*PROBLEM TO WORK ON*: Rewrite the records starting at the first line and ending at the line containing "paragraph [62,622,726,684]", changing every "text-run" to "text-span" and leaving all else unchanged.
## BEGIN EXTRACTED DATA
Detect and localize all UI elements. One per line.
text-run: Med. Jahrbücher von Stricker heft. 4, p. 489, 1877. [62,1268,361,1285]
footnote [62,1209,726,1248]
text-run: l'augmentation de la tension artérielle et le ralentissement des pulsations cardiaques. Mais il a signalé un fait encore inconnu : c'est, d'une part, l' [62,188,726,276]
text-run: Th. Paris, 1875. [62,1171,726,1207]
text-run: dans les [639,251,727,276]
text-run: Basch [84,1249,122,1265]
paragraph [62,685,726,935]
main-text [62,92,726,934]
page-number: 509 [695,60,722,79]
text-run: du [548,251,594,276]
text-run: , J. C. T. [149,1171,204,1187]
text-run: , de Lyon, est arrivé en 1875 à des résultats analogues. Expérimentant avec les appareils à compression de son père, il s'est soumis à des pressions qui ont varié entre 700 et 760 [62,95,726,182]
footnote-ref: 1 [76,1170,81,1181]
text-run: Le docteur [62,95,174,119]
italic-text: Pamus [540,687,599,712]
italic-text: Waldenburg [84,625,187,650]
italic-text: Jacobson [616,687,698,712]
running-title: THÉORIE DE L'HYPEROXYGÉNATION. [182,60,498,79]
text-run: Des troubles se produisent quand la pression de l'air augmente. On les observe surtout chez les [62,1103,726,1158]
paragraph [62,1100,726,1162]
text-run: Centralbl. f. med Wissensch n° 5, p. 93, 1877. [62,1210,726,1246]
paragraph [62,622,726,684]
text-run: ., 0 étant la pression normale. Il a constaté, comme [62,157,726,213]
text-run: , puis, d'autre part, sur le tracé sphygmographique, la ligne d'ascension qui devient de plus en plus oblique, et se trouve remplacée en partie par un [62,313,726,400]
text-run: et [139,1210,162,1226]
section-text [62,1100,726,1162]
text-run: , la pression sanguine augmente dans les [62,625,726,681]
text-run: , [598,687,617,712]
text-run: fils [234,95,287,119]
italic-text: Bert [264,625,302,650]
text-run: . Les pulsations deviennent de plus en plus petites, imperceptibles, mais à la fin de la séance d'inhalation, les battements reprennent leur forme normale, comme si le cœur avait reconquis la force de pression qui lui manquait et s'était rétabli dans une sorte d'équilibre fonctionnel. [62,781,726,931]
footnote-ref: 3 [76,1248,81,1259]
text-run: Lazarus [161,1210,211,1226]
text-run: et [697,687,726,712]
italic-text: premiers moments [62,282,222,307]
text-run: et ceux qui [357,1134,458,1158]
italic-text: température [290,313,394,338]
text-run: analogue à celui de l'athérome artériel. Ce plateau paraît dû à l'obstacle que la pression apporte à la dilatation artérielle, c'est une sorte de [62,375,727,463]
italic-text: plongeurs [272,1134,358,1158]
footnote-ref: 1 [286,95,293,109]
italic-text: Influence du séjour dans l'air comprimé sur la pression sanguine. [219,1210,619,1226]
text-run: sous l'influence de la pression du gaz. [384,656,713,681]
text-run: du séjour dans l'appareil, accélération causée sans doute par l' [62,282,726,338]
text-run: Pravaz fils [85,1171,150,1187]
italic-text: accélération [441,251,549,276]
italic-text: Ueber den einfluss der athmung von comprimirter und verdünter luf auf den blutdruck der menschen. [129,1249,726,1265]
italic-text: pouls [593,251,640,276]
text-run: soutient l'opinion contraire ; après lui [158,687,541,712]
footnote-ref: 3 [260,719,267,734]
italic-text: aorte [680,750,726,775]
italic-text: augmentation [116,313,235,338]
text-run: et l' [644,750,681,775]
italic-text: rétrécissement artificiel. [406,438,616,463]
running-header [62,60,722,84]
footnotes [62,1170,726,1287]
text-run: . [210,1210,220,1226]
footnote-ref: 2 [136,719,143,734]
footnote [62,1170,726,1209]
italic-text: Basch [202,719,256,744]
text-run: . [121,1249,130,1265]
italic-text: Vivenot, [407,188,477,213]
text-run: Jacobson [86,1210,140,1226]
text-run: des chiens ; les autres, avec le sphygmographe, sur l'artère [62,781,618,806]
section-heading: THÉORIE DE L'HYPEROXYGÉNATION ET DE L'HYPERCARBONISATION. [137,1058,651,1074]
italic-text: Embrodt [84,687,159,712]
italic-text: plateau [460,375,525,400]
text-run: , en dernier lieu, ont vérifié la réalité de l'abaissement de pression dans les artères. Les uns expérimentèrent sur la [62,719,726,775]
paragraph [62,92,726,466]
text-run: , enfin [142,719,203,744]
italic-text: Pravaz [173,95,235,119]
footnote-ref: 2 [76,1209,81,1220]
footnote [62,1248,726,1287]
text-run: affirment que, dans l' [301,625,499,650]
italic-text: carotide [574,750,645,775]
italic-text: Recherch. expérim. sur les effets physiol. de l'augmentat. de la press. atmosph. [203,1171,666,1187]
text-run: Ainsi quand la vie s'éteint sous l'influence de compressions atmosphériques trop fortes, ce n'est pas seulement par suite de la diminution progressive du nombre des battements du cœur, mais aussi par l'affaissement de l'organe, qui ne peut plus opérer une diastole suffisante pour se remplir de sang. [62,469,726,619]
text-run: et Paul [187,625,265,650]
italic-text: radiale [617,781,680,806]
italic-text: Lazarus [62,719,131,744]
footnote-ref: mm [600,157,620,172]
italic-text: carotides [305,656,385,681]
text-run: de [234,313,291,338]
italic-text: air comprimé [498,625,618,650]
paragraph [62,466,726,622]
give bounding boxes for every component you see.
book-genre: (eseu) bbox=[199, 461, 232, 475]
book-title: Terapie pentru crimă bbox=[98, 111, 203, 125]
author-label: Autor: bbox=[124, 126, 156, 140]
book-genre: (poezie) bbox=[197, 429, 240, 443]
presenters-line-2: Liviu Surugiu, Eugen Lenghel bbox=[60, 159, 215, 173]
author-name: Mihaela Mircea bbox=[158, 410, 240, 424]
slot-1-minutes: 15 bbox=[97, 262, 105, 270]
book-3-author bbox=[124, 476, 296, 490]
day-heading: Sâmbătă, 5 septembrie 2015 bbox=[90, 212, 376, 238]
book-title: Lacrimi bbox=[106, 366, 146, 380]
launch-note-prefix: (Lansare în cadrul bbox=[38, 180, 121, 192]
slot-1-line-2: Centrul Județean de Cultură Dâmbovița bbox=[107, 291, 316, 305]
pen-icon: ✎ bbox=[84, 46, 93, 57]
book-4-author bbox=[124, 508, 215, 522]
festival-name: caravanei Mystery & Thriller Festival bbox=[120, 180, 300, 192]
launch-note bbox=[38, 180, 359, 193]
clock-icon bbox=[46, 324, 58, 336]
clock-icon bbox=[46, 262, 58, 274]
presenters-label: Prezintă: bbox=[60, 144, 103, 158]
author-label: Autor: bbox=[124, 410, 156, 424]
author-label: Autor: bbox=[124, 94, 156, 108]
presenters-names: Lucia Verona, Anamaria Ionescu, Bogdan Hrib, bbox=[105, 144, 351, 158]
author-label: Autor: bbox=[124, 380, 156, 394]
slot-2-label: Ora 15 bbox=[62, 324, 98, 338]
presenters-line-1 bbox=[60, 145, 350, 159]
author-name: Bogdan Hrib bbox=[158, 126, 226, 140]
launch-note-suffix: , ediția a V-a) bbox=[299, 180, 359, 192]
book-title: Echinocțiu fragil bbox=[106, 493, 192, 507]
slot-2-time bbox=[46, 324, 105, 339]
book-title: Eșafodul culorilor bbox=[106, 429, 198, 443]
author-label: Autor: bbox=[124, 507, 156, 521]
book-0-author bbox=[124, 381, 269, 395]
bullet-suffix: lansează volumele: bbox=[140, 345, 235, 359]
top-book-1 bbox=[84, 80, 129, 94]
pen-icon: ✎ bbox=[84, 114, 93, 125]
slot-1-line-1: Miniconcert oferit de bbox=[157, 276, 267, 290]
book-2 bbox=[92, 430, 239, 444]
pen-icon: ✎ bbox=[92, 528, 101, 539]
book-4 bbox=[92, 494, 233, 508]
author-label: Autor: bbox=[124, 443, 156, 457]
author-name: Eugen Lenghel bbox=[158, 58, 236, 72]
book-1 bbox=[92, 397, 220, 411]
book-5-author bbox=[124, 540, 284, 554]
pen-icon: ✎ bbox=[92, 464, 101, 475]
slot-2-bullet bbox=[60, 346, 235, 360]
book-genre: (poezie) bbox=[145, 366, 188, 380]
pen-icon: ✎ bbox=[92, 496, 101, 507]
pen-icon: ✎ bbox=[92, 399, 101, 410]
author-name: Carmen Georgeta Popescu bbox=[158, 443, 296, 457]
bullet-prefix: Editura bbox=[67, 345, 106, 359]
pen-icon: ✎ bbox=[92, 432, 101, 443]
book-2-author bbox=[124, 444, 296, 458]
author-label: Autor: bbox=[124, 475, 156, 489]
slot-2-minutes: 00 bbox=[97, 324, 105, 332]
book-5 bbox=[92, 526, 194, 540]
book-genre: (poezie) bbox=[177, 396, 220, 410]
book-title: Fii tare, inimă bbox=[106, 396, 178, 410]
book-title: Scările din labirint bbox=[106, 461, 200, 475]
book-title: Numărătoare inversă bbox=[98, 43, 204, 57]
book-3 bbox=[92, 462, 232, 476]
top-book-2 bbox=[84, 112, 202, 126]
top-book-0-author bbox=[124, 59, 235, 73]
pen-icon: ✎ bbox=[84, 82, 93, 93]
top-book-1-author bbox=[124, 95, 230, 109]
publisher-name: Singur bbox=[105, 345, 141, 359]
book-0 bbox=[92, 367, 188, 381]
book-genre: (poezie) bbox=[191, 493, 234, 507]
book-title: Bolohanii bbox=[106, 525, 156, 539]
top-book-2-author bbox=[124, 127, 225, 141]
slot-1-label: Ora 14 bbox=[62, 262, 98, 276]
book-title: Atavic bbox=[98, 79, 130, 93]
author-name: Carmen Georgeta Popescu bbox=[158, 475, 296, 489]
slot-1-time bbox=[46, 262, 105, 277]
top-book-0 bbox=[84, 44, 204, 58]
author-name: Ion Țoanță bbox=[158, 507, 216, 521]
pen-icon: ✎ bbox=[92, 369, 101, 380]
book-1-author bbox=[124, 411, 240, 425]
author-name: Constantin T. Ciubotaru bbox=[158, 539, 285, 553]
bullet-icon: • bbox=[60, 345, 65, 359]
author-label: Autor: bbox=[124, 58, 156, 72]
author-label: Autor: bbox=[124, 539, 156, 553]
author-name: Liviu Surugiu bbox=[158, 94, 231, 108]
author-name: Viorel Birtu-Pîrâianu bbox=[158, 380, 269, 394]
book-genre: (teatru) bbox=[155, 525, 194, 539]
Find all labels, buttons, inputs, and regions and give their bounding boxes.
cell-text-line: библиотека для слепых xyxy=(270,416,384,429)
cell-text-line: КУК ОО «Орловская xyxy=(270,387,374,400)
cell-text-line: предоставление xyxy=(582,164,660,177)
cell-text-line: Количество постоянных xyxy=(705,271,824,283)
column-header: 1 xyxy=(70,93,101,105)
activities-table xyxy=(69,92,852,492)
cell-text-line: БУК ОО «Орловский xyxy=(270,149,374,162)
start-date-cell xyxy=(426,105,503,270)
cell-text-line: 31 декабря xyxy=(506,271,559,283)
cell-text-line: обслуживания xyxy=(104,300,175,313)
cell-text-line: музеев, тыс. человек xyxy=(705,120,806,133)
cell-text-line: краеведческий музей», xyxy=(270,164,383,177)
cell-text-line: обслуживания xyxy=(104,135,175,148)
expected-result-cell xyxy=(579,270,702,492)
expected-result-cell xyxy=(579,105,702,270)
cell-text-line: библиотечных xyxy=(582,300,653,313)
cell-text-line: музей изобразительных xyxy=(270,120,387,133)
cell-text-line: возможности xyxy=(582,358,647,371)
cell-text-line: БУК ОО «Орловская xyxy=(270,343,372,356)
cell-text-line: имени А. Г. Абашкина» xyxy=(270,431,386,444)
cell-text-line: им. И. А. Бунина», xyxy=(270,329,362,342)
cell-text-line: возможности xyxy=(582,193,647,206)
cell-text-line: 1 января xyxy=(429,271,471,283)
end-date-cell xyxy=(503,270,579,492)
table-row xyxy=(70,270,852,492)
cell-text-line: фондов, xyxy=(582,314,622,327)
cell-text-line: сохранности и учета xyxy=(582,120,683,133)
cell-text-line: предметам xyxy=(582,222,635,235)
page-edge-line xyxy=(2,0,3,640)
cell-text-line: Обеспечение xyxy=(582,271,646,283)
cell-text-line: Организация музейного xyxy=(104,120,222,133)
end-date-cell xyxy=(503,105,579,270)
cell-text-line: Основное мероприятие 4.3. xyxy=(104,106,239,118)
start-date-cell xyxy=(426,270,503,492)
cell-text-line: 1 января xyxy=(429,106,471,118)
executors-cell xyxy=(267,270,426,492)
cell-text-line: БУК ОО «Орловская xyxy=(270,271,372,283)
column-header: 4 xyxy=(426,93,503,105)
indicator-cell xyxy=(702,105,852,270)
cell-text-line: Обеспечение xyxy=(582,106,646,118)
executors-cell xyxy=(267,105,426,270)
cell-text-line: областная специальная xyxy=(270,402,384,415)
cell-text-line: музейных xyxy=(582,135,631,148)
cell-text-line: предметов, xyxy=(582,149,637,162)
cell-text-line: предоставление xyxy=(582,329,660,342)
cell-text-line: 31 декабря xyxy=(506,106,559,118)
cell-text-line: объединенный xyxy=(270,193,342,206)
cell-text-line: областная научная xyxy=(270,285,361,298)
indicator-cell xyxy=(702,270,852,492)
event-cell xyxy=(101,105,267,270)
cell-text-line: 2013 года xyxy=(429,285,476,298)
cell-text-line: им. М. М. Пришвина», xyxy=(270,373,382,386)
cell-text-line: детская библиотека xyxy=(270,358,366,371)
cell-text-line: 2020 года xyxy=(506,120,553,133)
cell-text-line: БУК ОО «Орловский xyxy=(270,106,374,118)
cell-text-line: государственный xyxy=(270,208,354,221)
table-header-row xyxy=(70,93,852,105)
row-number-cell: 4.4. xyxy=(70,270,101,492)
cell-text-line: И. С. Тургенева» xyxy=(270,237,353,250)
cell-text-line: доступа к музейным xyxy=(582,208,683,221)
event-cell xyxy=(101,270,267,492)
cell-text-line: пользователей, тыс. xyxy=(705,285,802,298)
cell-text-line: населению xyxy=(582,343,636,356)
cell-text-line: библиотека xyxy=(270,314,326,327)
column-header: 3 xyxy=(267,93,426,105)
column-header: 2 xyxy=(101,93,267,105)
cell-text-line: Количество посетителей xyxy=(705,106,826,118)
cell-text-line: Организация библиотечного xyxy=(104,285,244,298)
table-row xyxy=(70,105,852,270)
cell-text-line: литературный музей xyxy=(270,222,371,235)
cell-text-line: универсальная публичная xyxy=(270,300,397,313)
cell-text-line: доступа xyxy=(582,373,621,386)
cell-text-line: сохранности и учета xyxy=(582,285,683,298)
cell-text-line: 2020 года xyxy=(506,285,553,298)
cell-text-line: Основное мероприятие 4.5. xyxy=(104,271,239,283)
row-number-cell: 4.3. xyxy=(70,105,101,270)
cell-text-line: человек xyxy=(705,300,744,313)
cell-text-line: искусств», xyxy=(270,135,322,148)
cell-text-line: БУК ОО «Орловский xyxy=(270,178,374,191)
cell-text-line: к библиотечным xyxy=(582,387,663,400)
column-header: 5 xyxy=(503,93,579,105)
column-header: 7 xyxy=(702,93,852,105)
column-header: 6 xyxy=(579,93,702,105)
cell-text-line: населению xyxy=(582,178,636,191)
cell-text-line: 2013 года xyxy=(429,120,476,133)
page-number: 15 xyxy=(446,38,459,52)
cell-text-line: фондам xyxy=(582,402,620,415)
## END EXTRACTED DATA
*PROBLEM SOLUTION*:
Detect and localize all UI elements. One per line.
text-span: Med. Jahrbücher von Stricker heft. 4, p. 489, 1877. [62,1268,361,1285]
footnote [62,1209,726,1248]
text-span: l'augmentation de la tension artérielle et le ralentissement des pulsations cardiaques. Mais il a signalé un fait encore inconnu : c'est, d'une part, l' [62,188,726,276]
text-span: Th. Paris, 1875. [62,1171,726,1207]
text-span: dans les [639,251,727,276]
text-span: Basch [84,1249,122,1265]
paragraph [62,685,726,935]
main-text [62,92,726,934]
page-number: 509 [695,60,722,79]
text-span: du [548,251,594,276]
text-span: , J. C. T. [149,1171,204,1187]
text-span: , de Lyon, est arrivé en 1875 à des résultats analogues. Expérimentant avec les appareils à compression de son père, il s'est soumis à des pressions qui ont varié entre 700 et 760 [62,95,726,182]
footnote-ref: 1 [76,1170,81,1181]
text-span: Le docteur [62,95,174,119]
italic-text: Pamus [540,687,599,712]
italic-text: Waldenburg [84,625,187,650]
italic-text: Jacobson [616,687,698,712]
running-title: THÉORIE DE L'HYPEROXYGÉNATION. [182,60,498,79]
text-span: Des troubles se produisent quand la pression de l'air augmente. On les observe surtout chez les [62,1103,726,1158]
paragraph [62,1100,726,1162]
text-span: Centralbl. f. med Wissensch n° 5, p. 93, 1877. [62,1210,726,1246]
paragraph [62,622,726,684]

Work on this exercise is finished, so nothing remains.